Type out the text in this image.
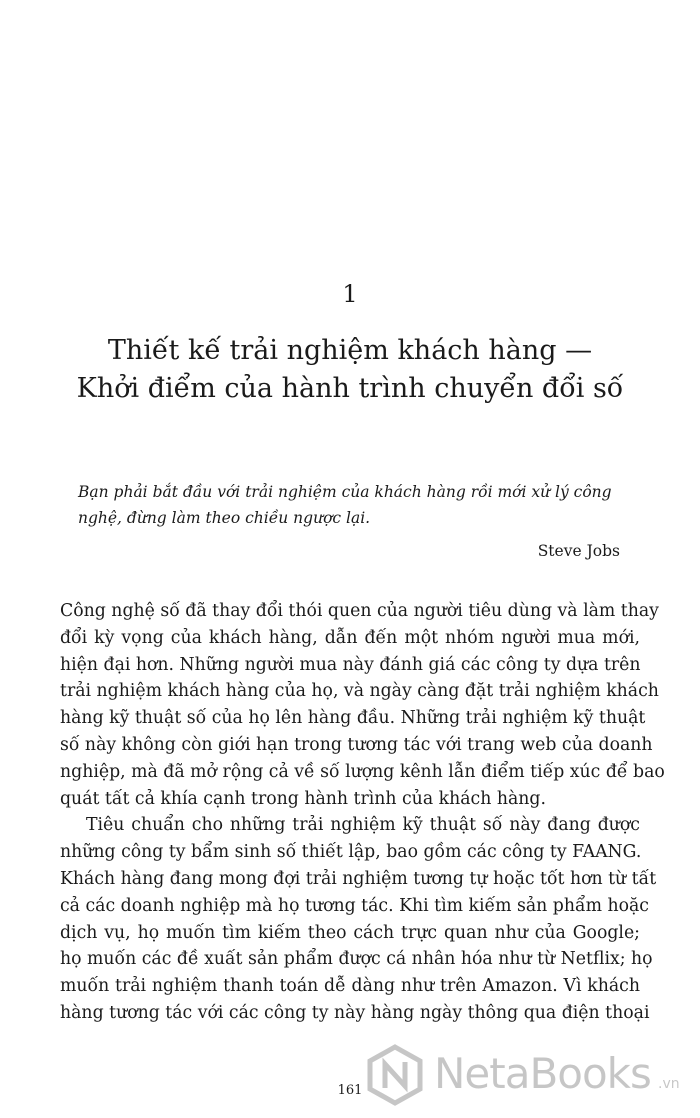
1
Thiết kế trải nghiệm khách hàng —
Khởi điểm của hành trình chuyển đổi số
Bạn phải bắt đầu với trải nghiệm của khách hàng rồi mới xử lý công
nghệ, đừng làm theo chiều ngược lại.
Steve Jobs
Công nghệ số đã thay đổi thói quen của người tiêu dùng và làm thay
đổi kỳ vọng của khách hàng, dẫn đến một nhóm người mua mới,
hiện đại hơn. Những người mua này đánh giá các công ty dựa trên
trải nghiệm khách hàng của họ, và ngày càng đặt trải nghiệm khách
hàng kỹ thuật số của họ lên hàng đầu. Những trải nghiệm kỹ thuật
số này không còn giới hạn trong tương tác với trang web của doanh
nghiệp, mà đã mở rộng cả về số lượng kênh lẫn điểm tiếp xúc để bao
quát tất cả khía cạnh trong hành trình của khách hàng.
Tiêu chuẩn cho những trải nghiệm kỹ thuật số này đang được
những công ty bẩm sinh số thiết lập, bao gồm các công ty FAANG.
Khách hàng đang mong đợi trải nghiệm tương tự hoặc tốt hơn từ tất
cả các doanh nghiệp mà họ tương tác. Khi tìm kiếm sản phẩm hoặc
dịch vụ, họ muốn tìm kiếm theo cách trực quan như của Google;
họ muốn các đề xuất sản phẩm được cá nhân hóa như từ Netflix; họ
muốn trải nghiệm thanh toán dễ dàng như trên Amazon. Vì khách
hàng tương tác với các công ty này hàng ngày thông qua điện thoại
161	NetaBooks .vn
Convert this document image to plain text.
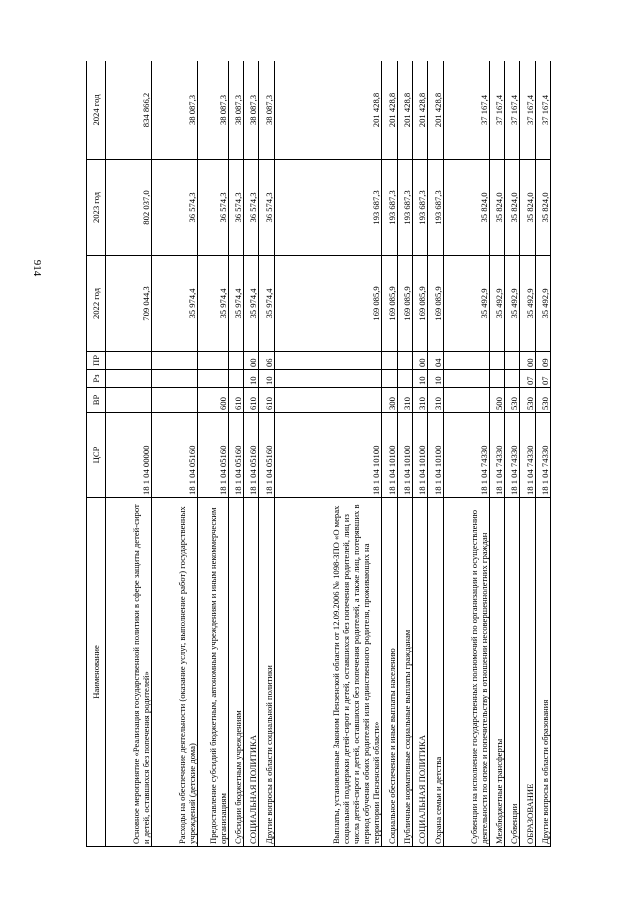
914
Наименование	ЦСР	ВР	Рз	ПР	2022 год	2023 год	2024 год
Основное мероприятие «Реализация государственной политики в сфере защиты детей-сирот и детей, оставшихся без попечения родителей»	18 1 04 00000				709 044,3	802 037,0	834 866,2
Расходы на обеспечение деятельности (оказание услуг, выполнение работ) государственных учреждений (детские дома)	18 1 04 05160				35 974,4	36 574,3	38 087,3
Предоставление субсидий бюджетным, автономным учреждениям и иным некоммерческим организациям	18 1 04 05160	600			35 974,4	36 574,3	38 087,3
Субсидии бюджетным учреждениям	18 1 04 05160	610			35 974,4	36 574,3	38 087,3
СОЦИАЛЬНАЯ ПОЛИТИКА	18 1 04 05160	610	10	00	35 974,4	36 574,3	38 087,3
Другие вопросы в области социальной политики	18 1 04 05160	610	10	06	35 974,4	36 574,3	38 087,3
Выплаты, установленные Законом Пензенской области от 12.09.2006 № 1098-ЗПО «О мерах социальной поддержки детей-сирот и детей, оставшихся без попечения родителей, лиц из числа детей-сирот и детей, оставшихся без попечения родителей, а также лиц, потерявших в период обучения обоих родителей или единственного родителя, проживающих на территории Пензенской области»	18 1 04 10100				169 085,9	193 687,3	201 428,8
Социальное обеспечение и иные выплаты населению	18 1 04 10100	300			169 085,9	193 687,3	201 428,8
Публичные нормативные социальные выплаты гражданам	18 1 04 10100	310			169 085,9	193 687,3	201 428,8
СОЦИАЛЬНАЯ ПОЛИТИКА	18 1 04 10100	310	10	00	169 085,9	193 687,3	201 428,8
Охрана семьи и детства	18 1 04 10100	310	10	04	169 085,9	193 687,3	201 428,8
Субвенции на исполнение государственных полномочий по организации и осуществлению деятельности по опеке и попечительству в отношении несовершеннолетних граждан	18 1 04 74330				35 492,9	35 824,0	37 167,4
Межбюджетные трансферты	18 1 04 74330	500			35 492,9	35 824,0	37 167,4
Субвенции	18 1 04 74330	530			35 492,9	35 824,0	37 167,4
ОБРАЗОВАНИЕ	18 1 04 74330	530	07	00	35 492,9	35 824,0	37 167,4
Другие вопросы в области образования	18 1 04 74330	530	07	09	35 492,9	35 824,0	37 167,4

:::::

INSTRUCTION:
Write out the records above once more, word for word, with no pictures.

TASK SOLUTION:
Type out the text in this image.
1
Thiết kế trải nghiệm khách hàng —
Khởi điểm của hành trình chuyển đổi số
Bạn phải bắt đầu với trải nghiệm của khách hàng rồi mới xử lý công
nghệ, đừng làm theo chiều ngược lại.
Steve Jobs
Công nghệ số đã thay đổi thói quen của người tiêu dùng và làm thay
đổi kỳ vọng của khách hàng, dẫn đến một nhóm người mua mới,
hiện đại hơn. Những người mua này đánh giá các công ty dựa trên
trải nghiệm khách hàng của họ, và ngày càng đặt trải nghiệm khách
hàng kỹ thuật số của họ lên hàng đầu. Những trải nghiệm kỹ thuật
số này không còn giới hạn trong tương tác với trang web của doanh
nghiệp, mà đã mở rộng cả về số lượng kênh lẫn điểm tiếp xúc để bao
quát tất cả khía cạnh trong hành trình của khách hàng.
Tiêu chuẩn cho những trải nghiệm kỹ thuật số này đang được
những công ty bẩm sinh số thiết lập, bao gồm các công ty FAANG.
Khách hàng đang mong đợi trải nghiệm tương tự hoặc tốt hơn từ tất
cả các doanh nghiệp mà họ tương tác. Khi tìm kiếm sản phẩm hoặc
dịch vụ, họ muốn tìm kiếm theo cách trực quan như của Google;
họ muốn các đề xuất sản phẩm được cá nhân hóa như từ Netflix; họ
muốn trải nghiệm thanh toán dễ dàng như trên Amazon. Vì khách
hàng tương tác với các công ty này hàng ngày thông qua điện thoại
161	NetaBooks .vn
Convert this document image to plain text.
914
Наименование	ЦСР	ВР	Рз	ПР	2022 год	2023 год	2024 год
Основное мероприятие «Реализация государственной политики в сфере защиты детей-сирот и детей, оставшихся без попечения родителей»	18 1 04 00000				709 044,3	802 037,0	834 866,2
Расходы на обеспечение деятельности (оказание услуг, выполнение работ) государственных учреждений (детские дома)	18 1 04 05160				35 974,4	36 574,3	38 087,3
Предоставление субсидий бюджетным, автономным учреждениям и иным некоммерческим организациям	18 1 04 05160	600			35 974,4	36 574,3	38 087,3
Субсидии бюджетным учреждениям	18 1 04 05160	610			35 974,4	36 574,3	38 087,3
СОЦИАЛЬНАЯ ПОЛИТИКА	18 1 04 05160	610	10	00	35 974,4	36 574,3	38 087,3
Другие вопросы в области социальной политики	18 1 04 05160	610	10	06	35 974,4	36 574,3	38 087,3
Выплаты, установленные Законом Пензенской области от 12.09.2006 № 1098-ЗПО «О мерах социальной поддержки детей-сирот и детей, оставшихся без попечения родителей, лиц из числа детей-сирот и детей, оставшихся без попечения родителей, а также лиц, потерявших в период обучения обоих родителей или единственного родителя, проживающих на территории Пензенской области»	18 1 04 10100				169 085,9	193 687,3	201 428,8
Социальное обеспечение и иные выплаты населению	18 1 04 10100	300			169 085,9	193 687,3	201 428,8
Публичные нормативные социальные выплаты гражданам	18 1 04 10100	310			169 085,9	193 687,3	201 428,8
СОЦИАЛЬНАЯ ПОЛИТИКА	18 1 04 10100	310	10	00	169 085,9	193 687,3	201 428,8
Охрана семьи и детства	18 1 04 10100	310	10	04	169 085,9	193 687,3	201 428,8
Субвенции на исполнение государственных полномочий по организации и осуществлению деятельности по опеке и попечительству в отношении несовершеннолетних граждан	18 1 04 74330				35 492,9	35 824,0	37 167,4
Межбюджетные трансферты	18 1 04 74330	500			35 492,9	35 824,0	37 167,4
Субвенции	18 1 04 74330	530			35 492,9	35 824,0	37 167,4
ОБРАЗОВАНИЕ	18 1 04 74330	530	07	00	35 492,9	35 824,0	37 167,4
Другие вопросы в области образования	18 1 04 74330	530	07	09	35 492,9	35 824,0	37 167,4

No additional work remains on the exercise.